Copy each line below that includes "затраты".

--- Start Materials provided ---

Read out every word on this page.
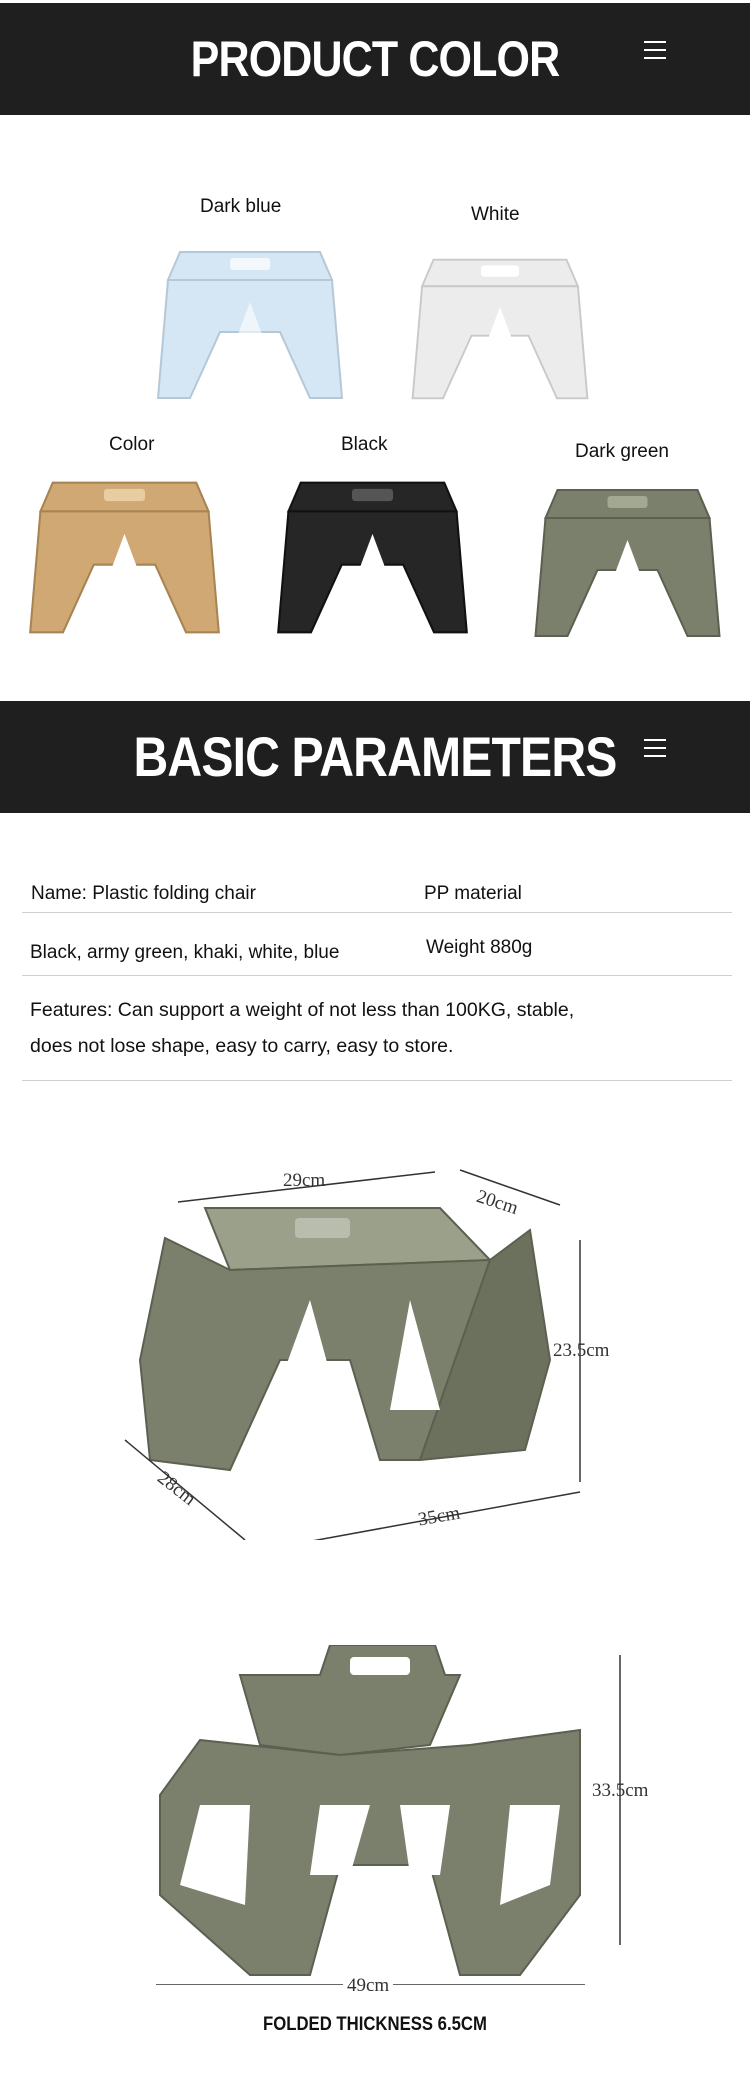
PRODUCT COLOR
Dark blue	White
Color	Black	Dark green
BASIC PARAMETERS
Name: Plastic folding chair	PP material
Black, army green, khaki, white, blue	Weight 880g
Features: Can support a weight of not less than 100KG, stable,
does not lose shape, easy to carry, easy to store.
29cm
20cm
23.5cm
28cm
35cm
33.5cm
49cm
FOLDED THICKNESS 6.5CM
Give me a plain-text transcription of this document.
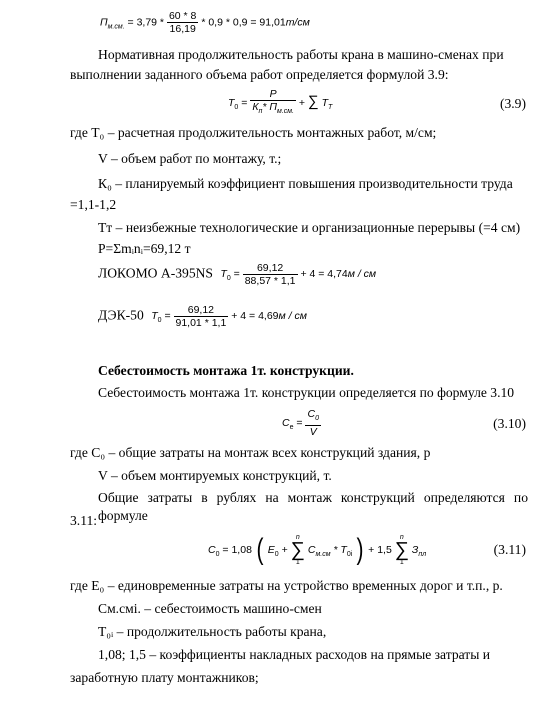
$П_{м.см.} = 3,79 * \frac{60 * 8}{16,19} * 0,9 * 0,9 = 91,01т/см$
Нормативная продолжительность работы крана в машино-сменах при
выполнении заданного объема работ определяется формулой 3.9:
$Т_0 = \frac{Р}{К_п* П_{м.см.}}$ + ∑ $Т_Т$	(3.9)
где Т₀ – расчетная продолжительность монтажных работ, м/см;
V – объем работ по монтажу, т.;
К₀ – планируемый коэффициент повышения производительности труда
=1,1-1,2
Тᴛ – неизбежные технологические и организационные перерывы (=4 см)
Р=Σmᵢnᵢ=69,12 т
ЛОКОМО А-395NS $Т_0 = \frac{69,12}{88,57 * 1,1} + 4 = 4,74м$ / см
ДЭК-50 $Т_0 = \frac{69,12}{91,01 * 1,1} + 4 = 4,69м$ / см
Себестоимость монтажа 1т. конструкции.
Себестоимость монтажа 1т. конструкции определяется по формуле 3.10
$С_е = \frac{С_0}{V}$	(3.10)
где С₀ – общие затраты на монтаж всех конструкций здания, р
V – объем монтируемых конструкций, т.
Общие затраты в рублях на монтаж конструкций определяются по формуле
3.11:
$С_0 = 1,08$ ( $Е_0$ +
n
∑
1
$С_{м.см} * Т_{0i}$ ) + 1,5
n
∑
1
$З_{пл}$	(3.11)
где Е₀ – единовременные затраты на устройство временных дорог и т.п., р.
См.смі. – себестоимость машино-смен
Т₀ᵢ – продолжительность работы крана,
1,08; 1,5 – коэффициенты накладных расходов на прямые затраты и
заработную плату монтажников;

--- End Materials provided ---

* [Task response]:
где С₀ – общие затраты на монтаж всех конструкций здания, р
Общие затраты в рублях на монтаж конструкций определяются по формуле
где Е₀ – единовременные затраты на устройство временных дорог и т.п., р.
1,08; 1,5 – коэффициенты накладных расходов на прямые затраты и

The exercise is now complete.